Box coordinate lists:
- - - - - - -

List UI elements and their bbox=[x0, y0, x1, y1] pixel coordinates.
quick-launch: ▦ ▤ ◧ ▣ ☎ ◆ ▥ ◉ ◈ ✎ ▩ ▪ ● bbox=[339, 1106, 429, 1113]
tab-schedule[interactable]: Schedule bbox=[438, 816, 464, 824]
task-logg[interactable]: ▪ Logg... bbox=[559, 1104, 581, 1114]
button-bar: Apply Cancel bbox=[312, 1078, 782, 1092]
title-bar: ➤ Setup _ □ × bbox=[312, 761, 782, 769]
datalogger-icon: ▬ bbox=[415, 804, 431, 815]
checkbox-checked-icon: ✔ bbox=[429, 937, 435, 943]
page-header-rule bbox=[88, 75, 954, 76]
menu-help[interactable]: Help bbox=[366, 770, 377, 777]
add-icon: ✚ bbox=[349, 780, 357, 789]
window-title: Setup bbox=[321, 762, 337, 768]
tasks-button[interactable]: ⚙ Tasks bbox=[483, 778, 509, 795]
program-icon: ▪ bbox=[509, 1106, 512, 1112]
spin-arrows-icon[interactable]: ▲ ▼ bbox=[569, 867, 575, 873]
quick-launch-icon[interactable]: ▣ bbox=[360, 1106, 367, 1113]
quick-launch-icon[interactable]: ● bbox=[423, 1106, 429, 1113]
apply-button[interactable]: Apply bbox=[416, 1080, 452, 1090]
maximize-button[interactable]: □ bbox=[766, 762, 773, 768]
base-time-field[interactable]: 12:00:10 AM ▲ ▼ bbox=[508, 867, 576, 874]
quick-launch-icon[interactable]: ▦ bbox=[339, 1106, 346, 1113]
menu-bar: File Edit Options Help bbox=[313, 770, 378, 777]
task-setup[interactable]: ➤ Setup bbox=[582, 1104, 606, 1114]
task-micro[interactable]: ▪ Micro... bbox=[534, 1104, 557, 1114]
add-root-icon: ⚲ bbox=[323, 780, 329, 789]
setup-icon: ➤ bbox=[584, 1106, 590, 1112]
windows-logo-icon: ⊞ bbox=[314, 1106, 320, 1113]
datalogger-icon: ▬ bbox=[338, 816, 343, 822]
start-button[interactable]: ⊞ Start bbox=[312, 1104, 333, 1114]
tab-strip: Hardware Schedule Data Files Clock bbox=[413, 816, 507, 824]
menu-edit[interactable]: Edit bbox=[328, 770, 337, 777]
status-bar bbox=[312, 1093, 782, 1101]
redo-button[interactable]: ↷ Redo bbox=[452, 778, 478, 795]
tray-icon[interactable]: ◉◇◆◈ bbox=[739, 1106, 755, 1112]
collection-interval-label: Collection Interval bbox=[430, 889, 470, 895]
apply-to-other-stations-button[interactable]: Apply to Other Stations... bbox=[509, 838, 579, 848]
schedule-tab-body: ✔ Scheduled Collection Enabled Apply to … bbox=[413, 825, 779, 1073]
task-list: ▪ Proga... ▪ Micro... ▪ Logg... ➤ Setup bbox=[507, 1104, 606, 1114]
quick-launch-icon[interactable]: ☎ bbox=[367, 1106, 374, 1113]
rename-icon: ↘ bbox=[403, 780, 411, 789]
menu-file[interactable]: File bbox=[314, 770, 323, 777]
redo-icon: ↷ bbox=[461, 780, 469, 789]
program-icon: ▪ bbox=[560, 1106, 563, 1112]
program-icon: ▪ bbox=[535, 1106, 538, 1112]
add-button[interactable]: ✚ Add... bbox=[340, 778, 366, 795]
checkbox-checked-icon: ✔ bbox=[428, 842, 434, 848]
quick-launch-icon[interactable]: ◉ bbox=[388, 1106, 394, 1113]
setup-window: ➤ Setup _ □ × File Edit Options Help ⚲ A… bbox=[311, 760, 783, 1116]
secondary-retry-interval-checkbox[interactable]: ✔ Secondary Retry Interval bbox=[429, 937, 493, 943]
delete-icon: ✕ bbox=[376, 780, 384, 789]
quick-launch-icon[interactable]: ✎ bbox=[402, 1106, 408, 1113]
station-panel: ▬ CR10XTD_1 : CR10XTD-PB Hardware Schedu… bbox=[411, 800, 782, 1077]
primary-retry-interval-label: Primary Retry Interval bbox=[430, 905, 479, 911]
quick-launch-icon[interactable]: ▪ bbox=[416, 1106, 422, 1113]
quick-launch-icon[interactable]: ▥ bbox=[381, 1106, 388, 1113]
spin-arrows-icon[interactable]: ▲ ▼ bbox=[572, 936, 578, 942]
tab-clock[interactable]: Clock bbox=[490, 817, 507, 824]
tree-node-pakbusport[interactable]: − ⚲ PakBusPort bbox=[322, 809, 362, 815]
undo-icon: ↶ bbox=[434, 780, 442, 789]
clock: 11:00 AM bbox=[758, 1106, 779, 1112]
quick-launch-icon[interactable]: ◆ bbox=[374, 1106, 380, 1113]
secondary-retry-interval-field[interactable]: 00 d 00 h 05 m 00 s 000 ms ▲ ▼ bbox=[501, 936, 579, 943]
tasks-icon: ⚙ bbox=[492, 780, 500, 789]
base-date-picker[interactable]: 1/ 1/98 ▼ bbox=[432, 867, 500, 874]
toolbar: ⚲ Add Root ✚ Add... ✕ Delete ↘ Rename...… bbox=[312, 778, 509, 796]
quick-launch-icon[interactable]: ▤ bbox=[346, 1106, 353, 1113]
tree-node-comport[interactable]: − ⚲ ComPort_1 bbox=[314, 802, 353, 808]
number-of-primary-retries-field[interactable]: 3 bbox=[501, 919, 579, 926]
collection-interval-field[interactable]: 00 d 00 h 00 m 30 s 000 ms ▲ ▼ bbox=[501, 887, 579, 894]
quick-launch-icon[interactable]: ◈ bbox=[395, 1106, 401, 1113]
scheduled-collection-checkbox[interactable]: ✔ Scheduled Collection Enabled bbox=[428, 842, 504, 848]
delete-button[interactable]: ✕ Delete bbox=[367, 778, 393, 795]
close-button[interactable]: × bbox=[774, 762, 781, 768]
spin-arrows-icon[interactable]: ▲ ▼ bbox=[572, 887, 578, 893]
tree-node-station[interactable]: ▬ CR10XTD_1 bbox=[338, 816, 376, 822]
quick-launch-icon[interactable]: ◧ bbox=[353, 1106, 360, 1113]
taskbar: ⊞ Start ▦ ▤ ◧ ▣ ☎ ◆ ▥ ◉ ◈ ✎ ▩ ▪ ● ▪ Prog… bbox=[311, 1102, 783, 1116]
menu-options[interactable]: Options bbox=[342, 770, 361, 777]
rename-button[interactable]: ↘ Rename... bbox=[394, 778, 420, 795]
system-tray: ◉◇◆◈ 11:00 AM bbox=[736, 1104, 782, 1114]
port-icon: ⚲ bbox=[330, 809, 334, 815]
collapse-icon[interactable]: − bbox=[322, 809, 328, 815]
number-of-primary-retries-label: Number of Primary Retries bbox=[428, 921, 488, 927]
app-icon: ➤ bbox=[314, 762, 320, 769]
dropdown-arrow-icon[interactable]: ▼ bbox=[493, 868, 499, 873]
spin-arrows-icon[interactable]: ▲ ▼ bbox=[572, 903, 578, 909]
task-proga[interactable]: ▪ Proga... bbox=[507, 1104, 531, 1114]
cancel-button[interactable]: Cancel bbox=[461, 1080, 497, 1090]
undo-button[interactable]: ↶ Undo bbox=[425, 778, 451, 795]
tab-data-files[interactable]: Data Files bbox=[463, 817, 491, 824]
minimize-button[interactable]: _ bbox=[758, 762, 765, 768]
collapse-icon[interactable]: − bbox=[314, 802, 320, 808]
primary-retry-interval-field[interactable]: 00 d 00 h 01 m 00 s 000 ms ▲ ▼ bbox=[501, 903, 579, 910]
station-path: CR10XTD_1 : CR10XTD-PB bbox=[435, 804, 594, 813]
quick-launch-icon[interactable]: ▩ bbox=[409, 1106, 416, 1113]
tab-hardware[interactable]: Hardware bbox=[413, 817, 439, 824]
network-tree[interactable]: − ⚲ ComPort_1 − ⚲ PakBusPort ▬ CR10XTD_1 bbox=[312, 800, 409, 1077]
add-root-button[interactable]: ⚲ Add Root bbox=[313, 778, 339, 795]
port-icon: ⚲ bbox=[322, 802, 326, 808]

- - - - - - -

### YOUR OBJECTIVE
Turn the stretch from the start of the entries through the line containing "maximize-button[interactable]: □ bbox=[766, 762, 773, 768]" into a numbered list, skipping any blank lines.

### SOLVED EXERCISE
1. List UI elements and their bbox=[x0, y0, x1, y1] pixel coordinates.
2. quick-launch: ▦ ▤ ◧ ▣ ☎ ◆ ▥ ◉ ◈ ✎ ▩ ▪ ● bbox=[339, 1106, 429, 1113]
3. tab-schedule[interactable]: Schedule bbox=[438, 816, 464, 824]
4. task-logg[interactable]: ▪ Logg... bbox=[559, 1104, 581, 1114]
5. button-bar: Apply Cancel bbox=[312, 1078, 782, 1092]
6. title-bar: ➤ Setup _ □ × bbox=[312, 761, 782, 769]
7. datalogger-icon: ▬ bbox=[415, 804, 431, 815]
8. checkbox-checked-icon: ✔ bbox=[429, 937, 435, 943]
9. page-header-rule bbox=[88, 75, 954, 76]
10. menu-help[interactable]: Help bbox=[366, 770, 377, 777]
11. add-icon: ✚ bbox=[349, 780, 357, 789]
12. window-title: Setup bbox=[321, 762, 337, 768]
13. tasks-button[interactable]: ⚙ Tasks bbox=[483, 778, 509, 795]
14. program-icon: ▪ bbox=[509, 1106, 512, 1112]
15. spin-arrows-icon[interactable]: ▲ ▼ bbox=[569, 867, 575, 873]
16. quick-launch-icon[interactable]: ▣ bbox=[360, 1106, 367, 1113]
17. quick-launch-icon[interactable]: ● bbox=[423, 1106, 429, 1113]
18. apply-button[interactable]: Apply bbox=[416, 1080, 452, 1090]
19. maximize-button[interactable]: □ bbox=[766, 762, 773, 768]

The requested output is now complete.